TEXTO FORNECIDO →
<<<<
Thursday, January 11, 2007

Um cavalo com nome de homem

Luiz A. Góes
Já andei falando muito de um homem chamado cavalo, há algum tempo. O tal homem, por sinal, caiu do cavalo e no tombo levou consigo a tribo inteira. Mas isso hoje são águas passadas, de modo que agora desejo falar de um cavalo com nome de homem. Explico.
Na invasão de Portugal por Napoleão, - no século XIX, faz um bocado de tempo, - um inglês, cujo primeiro nome eu nunca soube mas cujo último nome era Barnett, lutou contra os franceses em Portugal. Nunca me ficou claro se era integrante das tropas inglesas ou se era um mercenário a serviço da corôa, mas era sem dúvida um aventureiro de primeira. Nunca aprendeu a falar português mas, como bom soldado, aprendeu todos os palavrões que o idioma de Camões proporciona.
Pois o nosso amigo Barnett admirou-se sobremaneira quando, terminada a guerra e expulsos os franceses, a côrte lusitana, refugiada no Brasil, se recusava a retornar. Ouviu maravilhas sôbre a colônia sulamericana e se entusiasmou com uma idéia: amante das corridas de cavalos, arquitetou o projeto de ir para o Brasil e iniciar a criação de cavalos da raça Puro-Sangue (Thorough Breed, em inglês), desenvolvida na Inglaterra, como se sabe, a partir de noventa éguas bem escolhidas e quatro garanhões de alta estirpe para constituírem a nata da nata dos cavalos ingleses de corrida. Todos os descendentes desse grupo de animais passou a constituir, por definição, a raça Puro-Sangue, com rigoroso registro de todos os seus descendentes pelo Derby inglês.
Mas no meio da refrega o nosso herói envolveu-se com uma francesa que não se sabe como foi parar em Portugal ou na Inglaterra àquela altura do campeonato, e com ela se casou. Para dar andamento a seus planos, comprou uma potranca Puro-Sangue à qual deu, em homenagem à esposa, o nome de Mrs. Barnett, com o qual ficou registrada como mandava o figurino.
Atingida a idade para enxêrto, a potranca foi devidamente emprenhada por um garanhão Puro-Sangue de boa fama e pronto: estava tudo preparado para a mudança para o Brasil. Barnett embarcou tudo, ou seja, êle e a esposa, mais a potranca e seus trecos, num navio, e lá se foram.
>>>>
ITENS FORNECIDOS →
<<<<
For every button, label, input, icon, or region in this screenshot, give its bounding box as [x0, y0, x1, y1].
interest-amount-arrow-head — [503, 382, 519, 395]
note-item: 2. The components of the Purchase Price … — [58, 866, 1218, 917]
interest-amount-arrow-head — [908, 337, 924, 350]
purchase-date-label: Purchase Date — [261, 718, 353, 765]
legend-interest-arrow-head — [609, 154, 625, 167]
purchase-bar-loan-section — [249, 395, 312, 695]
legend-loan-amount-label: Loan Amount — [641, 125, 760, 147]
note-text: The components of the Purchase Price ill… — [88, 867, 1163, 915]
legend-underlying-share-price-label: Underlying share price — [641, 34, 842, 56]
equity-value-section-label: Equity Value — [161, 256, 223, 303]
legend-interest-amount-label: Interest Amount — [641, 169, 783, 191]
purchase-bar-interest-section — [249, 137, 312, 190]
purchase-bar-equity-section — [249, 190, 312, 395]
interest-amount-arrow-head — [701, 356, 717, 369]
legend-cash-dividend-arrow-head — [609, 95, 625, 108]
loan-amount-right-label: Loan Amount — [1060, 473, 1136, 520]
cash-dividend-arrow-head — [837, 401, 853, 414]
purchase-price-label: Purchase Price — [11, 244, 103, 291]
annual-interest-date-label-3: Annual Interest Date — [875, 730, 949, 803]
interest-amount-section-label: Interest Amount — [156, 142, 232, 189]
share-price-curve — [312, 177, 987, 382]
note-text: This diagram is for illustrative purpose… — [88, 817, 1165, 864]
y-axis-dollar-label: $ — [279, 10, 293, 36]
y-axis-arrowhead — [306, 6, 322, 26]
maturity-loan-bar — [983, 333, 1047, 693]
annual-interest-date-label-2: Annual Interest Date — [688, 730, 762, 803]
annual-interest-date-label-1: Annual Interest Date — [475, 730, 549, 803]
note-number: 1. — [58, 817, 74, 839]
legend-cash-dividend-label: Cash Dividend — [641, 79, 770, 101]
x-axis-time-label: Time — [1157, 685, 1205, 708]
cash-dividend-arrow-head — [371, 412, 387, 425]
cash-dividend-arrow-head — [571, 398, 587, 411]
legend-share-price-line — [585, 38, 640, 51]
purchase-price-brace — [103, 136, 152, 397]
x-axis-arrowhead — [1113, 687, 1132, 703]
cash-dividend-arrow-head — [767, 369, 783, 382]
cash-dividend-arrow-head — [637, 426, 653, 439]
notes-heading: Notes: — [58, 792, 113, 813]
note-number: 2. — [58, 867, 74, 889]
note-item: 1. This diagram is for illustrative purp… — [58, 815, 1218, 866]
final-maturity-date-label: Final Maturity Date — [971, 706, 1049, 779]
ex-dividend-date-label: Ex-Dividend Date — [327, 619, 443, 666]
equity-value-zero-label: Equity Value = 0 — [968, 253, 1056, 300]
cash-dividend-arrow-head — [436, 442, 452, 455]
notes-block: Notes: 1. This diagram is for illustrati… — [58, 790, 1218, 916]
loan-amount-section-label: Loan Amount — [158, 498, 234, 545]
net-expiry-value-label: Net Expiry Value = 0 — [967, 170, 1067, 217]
>>>>
INSTRUÇÕES DA TAREFA → Escreva a continuação do texto sobre o cavalo com nome de homem, começando logo após a última frase apresentada.

RESPOSTA À TAREFA →
Mal chegaram ao Brasil, a esposa francesa, talvêz embalada pelo calor dos trópicos, deu de pular a cêrca e acabou se mandando, deixando o desafortunado Barnett com a outra Mrs. Barnett, a potranquinha, que estava a ponto de criar. E dela nasceu um belo cavalinho a que o Barnett, na raiva em que estava, deu o nome de Filho-da-Puta, já que a mãe se chamava Mrs. Barnett.
E, desiludido, resolveu voltar para a Inglaterra com o seu cavalinho, o qual foi devidamente registrado no Derby com o seu nome àquela altura incompreensível para a maioria dos ingleses.
Se se desiludiu com o casamento, Barnett não perdeu a paixão pelos cavalos e pelas corridas, especialmente se elas podiam lhe trazer algum lucro, e assim o Filho-da-Puta foi, logo que a idade permitiu, entronizado nas carreiras. E começou a ganhar sem parar, tornando-se o maior campeão de todos os tempos e proporcionando considerável fortuna a seu dono.
Provàvelmente ninguém no Brasil tomou conhecimento do assunto na época, mas o govêrno português protestou diplomàticamente contra aquele nome insultuoso que saía constantemente nas manchetes dos jornais, porque ganhava todas as corridas. O govêrno inglês e o Derby ignoraram solenemente os protestos porque, segundo a tradição, nenhum nome de cavalo Puro-Sangue podia ser mudado.
Indiferente a tudo isso, e agora experimentando novas alegrias com a fortuna acumulada, o nosso amigo Barnett acabou fazendo as pazes com o casamento e arranjou outra esposa.
Quando o cavalo campeão deixou de correr devido à idade, - tinha no máximo uns sete anos, e muitos de vida pela frente, - ainda prometia dar muitos lucros como reprodutor, porque uma cobertura dele seguramente valeria bom dinheiro por muito tempo.
Mas novamente o espírito aventureiro prevaleceu: agora com a fortuna nas mãos e uma nova esposa, Barnett adquiriu um bom número de boas potrancas Puro-Sangue e embarcou com seus animais e mais a esposa em outro navio, de novo rumo ao Brasil, onde iniciou, finalmente a criação de cavalos da raça Puro-Sangue.
E assim vocês ficam sabendo, se ainda não ouviram falar, que, por obra de uma pulada de cêrca, todos os cavalos brasileiros da raça Puro-Sangue, com muito poucas exceções, são descendentes do Filho-da-Puta, cujo retrato aparece, com o nome em baixo, nas salas de visitas, escritórios e outras dependências de todos os aficionados de corridas de cavalos que sabem das coisas no Brasil. Prestem atenção que vocês vão fatalmente ver um desses retratos qualquer dia desses: o de um cavalo que recebeu um nome geralmente dado a homens, - embora, e felizmente, não a muitos.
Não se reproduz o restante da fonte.